>> Start

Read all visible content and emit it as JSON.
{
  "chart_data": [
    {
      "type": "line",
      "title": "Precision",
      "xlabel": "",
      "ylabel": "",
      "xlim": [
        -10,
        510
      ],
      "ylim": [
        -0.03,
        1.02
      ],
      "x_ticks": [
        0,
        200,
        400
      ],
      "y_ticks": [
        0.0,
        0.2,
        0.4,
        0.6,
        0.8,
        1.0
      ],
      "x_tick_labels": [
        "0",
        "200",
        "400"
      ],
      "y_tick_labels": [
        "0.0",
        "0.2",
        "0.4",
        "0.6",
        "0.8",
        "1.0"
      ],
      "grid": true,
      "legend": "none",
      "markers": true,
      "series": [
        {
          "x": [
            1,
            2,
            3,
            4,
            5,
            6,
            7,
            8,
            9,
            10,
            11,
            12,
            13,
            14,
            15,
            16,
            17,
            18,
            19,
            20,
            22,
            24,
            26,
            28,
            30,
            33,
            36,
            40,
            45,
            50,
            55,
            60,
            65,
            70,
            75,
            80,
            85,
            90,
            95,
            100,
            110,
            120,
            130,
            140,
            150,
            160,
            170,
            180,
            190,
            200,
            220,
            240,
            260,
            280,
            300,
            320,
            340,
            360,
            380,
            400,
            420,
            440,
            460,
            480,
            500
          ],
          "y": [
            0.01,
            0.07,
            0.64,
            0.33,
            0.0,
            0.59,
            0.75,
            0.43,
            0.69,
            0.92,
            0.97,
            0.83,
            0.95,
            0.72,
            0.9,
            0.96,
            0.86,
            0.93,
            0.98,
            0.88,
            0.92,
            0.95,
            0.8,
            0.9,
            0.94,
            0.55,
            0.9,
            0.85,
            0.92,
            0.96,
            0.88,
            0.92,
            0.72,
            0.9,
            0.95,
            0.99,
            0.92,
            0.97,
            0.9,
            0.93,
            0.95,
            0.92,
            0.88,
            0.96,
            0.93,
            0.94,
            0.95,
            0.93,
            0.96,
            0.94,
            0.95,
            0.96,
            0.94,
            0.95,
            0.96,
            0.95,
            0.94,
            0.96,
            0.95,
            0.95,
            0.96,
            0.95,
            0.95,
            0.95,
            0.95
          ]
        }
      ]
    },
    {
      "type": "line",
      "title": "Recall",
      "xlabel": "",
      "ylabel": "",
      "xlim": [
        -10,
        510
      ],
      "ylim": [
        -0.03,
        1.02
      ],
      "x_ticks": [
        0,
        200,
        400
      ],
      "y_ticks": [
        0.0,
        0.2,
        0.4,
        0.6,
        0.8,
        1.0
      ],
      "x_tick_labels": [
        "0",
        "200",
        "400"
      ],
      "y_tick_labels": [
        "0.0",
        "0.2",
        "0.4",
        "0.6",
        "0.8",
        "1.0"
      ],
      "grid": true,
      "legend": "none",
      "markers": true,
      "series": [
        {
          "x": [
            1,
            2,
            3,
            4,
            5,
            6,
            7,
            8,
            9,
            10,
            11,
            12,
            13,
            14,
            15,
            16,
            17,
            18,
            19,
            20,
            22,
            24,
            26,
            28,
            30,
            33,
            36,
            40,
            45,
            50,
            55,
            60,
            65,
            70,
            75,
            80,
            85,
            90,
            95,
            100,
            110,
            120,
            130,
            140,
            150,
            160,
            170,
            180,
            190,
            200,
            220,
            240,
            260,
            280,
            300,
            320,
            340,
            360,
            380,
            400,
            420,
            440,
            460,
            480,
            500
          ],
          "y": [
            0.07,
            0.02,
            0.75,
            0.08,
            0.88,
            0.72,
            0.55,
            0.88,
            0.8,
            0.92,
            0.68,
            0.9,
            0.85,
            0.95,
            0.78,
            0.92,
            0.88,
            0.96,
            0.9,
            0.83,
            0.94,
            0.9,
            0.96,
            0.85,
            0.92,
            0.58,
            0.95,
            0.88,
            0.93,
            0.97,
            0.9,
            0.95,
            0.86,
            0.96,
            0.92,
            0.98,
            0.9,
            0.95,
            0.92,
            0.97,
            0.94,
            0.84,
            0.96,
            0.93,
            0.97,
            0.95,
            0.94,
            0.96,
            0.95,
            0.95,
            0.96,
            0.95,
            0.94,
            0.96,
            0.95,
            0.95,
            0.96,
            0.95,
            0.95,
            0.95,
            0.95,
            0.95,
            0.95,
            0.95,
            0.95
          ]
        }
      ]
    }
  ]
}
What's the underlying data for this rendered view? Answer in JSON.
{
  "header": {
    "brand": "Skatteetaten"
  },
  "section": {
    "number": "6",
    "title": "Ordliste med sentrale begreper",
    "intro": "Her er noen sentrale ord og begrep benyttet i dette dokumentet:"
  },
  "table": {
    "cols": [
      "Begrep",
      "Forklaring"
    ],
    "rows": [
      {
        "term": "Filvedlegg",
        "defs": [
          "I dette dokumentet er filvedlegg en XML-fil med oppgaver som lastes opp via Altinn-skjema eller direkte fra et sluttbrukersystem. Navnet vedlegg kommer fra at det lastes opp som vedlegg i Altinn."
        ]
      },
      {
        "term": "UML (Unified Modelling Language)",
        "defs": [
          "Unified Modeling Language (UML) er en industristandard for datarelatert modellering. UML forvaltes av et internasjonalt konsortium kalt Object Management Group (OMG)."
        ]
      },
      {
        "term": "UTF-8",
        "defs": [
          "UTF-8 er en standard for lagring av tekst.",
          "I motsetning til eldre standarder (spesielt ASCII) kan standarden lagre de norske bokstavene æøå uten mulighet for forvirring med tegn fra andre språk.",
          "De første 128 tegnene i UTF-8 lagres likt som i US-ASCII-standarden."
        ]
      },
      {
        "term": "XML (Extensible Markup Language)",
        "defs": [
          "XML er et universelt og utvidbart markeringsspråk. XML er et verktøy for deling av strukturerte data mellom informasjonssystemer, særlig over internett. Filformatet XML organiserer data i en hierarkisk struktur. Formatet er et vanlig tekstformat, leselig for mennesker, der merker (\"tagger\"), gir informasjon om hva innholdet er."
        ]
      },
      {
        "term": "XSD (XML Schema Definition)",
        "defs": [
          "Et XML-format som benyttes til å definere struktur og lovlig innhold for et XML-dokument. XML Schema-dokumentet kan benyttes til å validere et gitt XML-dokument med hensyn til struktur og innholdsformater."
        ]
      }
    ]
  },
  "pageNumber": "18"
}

>> End

§ **STATED EXERCISE**
Reproduce the data in its entirety, matching each character.

§ **THE OUTPUT**
Read all visible content and emit it as JSON.
{
  "chart_data": [
    {
      "type": "line",
      "title": "Precision",
      "xlabel": "",
      "ylabel": "",
      "xlim": [
        -10,
        510
      ],
      "ylim": [
        -0.03,
        1.02
      ],
      "x_ticks": [
        0,
        200,
        400
      ],
      "y_ticks": [
        0.0,
        0.2,
        0.4,
        0.6,
        0.8,
        1.0
      ],
      "x_tick_labels": [
        "0",
        "200",
        "400"
      ],
      "y_tick_labels": [
        "0.0",
        "0.2",
        "0.4",
        "0.6",
        "0.8",
        "1.0"
      ],
      "grid": true,
      "legend": "none",
      "markers": true,
      "series": [
        {
          "x": [
            1,
            2,
            3,
            4,
            5,
            6,
            7,
            8,
            9,
            10,
            11,
            12,
            13,
            14,
            15,
            16,
            17,
            18,
            19,
            20,
            22,
            24,
            26,
            28,
            30,
            33,
            36,
            40,
            45,
            50,
            55,
            60,
            65,
            70,
            75,
            80,
            85,
            90,
            95,
            100,
            110,
            120,
            130,
            140,
            150,
            160,
            170,
            180,
            190,
            200,
            220,
            240,
            260,
            280,
            300,
            320,
            340,
            360,
            380,
            400,
            420,
            440,
            460,
            480,
            500
          ],
          "y": [
            0.01,
            0.07,
            0.64,
            0.33,
            0.0,
            0.59,
            0.75,
            0.43,
            0.69,
            0.92,
            0.97,
            0.83,
            0.95,
            0.72,
            0.9,
            0.96,
            0.86,
            0.93,
            0.98,
            0.88,
            0.92,
            0.95,
            0.8,
            0.9,
            0.94,
            0.55,
            0.9,
            0.85,
            0.92,
            0.96,
            0.88,
            0.92,
            0.72,
            0.9,
            0.95,
            0.99,
            0.92,
            0.97,
            0.9,
            0.93,
            0.95,
            0.92,
            0.88,
            0.96,
            0.93,
            0.94,
            0.95,
            0.93,
            0.96,
            0.94,
            0.95,
            0.96,
            0.94,
            0.95,
            0.96,
            0.95,
            0.94,
            0.96,
            0.95,
            0.95,
            0.96,
            0.95,
            0.95,
            0.95,
            0.95
          ]
        }
      ]
    },
    {
      "type": "line",
      "title": "Recall",
      "xlabel": "",
      "ylabel": "",
      "xlim": [
        -10,
        510
      ],
      "ylim": [
        -0.03,
        1.02
      ],
      "x_ticks": [
        0,
        200,
        400
      ],
      "y_ticks": [
        0.0,
        0.2,
        0.4,
        0.6,
        0.8,
        1.0
      ],
      "x_tick_labels": [
        "0",
        "200",
        "400"
      ],
      "y_tick_labels": [
        "0.0",
        "0.2",
        "0.4",
        "0.6",
        "0.8",
        "1.0"
      ],
      "grid": true,
      "legend": "none",
      "markers": true,
      "series": [
        {
          "x": [
            1,
            2,
            3,
            4,
            5,
            6,
            7,
            8,
            9,
            10,
            11,
            12,
            13,
            14,
            15,
            16,
            17,
            18,
            19,
            20,
            22,
            24,
            26,
            28,
            30,
            33,
            36,
            40,
            45,
            50,
            55,
            60,
            65,
            70,
            75,
            80,
            85,
            90,
            95,
            100,
            110,
            120,
            130,
            140,
            150,
            160,
            170,
            180,
            190,
            200,
            220,
            240,
            260,
            280,
            300,
            320,
            340,
            360,
            380,
            400,
            420,
            440,
            460,
            480,
            500
          ],
          "y": [
            0.07,
            0.02,
            0.75,
            0.08,
            0.88,
            0.72,
            0.55,
            0.88,
            0.8,
            0.92,
            0.68,
            0.9,
            0.85,
            0.95,
            0.78,
            0.92,
            0.88,
            0.96,
            0.9,
            0.83,
            0.94,
            0.9,
            0.96,
            0.85,
            0.92,
            0.58,
            0.95,
            0.88,
            0.93,
            0.97,
            0.9,
            0.95,
            0.86,
            0.96,
            0.92,
            0.98,
            0.9,
            0.95,
            0.92,
            0.97,
            0.94,
            0.84,
            0.96,
            0.93,
            0.97,
            0.95,
            0.94,
            0.96,
            0.95,
            0.95,
            0.96,
            0.95,
            0.94,
            0.96,
            0.95,
            0.95,
            0.96,
            0.95,
            0.95,
            0.95,
            0.95,
            0.95,
            0.95,
            0.95,
            0.95
          ]
        }
      ]
    }
  ]
}
What's the underlying data for this rendered view? Answer in JSON.
{
  "header": {
    "brand": "Skatteetaten"
  },
  "section": {
    "number": "6",
    "title": "Ordliste med sentrale begreper",
    "intro": "Her er noen sentrale ord og begrep benyttet i dette dokumentet:"
  },
  "table": {
    "cols": [
      "Begrep",
      "Forklaring"
    ],
    "rows": [
      {
        "term": "Filvedlegg",
        "defs": [
          "I dette dokumentet er filvedlegg en XML-fil med oppgaver som lastes opp via Altinn-skjema eller direkte fra et sluttbrukersystem. Navnet vedlegg kommer fra at det lastes opp som vedlegg i Altinn."
        ]
      },
      {
        "term": "UML (Unified Modelling Language)",
        "defs": [
          "Unified Modeling Language (UML) er en industristandard for datarelatert modellering. UML forvaltes av et internasjonalt konsortium kalt Object Management Group (OMG)."
        ]
      },
      {
        "term": "UTF-8",
        "defs": [
          "UTF-8 er en standard for lagring av tekst.",
          "I motsetning til eldre standarder (spesielt ASCII) kan standarden lagre de norske bokstavene æøå uten mulighet for forvirring med tegn fra andre språk.",
          "De første 128 tegnene i UTF-8 lagres likt som i US-ASCII-standarden."
        ]
      },
      {
        "term": "XML (Extensible Markup Language)",
        "defs": [
          "XML er et universelt og utvidbart markeringsspråk. XML er et verktøy for deling av strukturerte data mellom informasjonssystemer, særlig over internett. Filformatet XML organiserer data i en hierarkisk struktur. Formatet er et vanlig tekstformat, leselig for mennesker, der merker (\"tagger\"), gir informasjon om hva innholdet er."
        ]
      },
      {
        "term": "XSD (XML Schema Definition)",
        "defs": [
          "Et XML-format som benyttes til å definere struktur og lovlig innhold for et XML-dokument. XML Schema-dokumentet kan benyttes til å validere et gitt XML-dokument med hensyn til struktur og innholdsformater."
        ]
      }
    ]
  },
  "pageNumber": "18"
}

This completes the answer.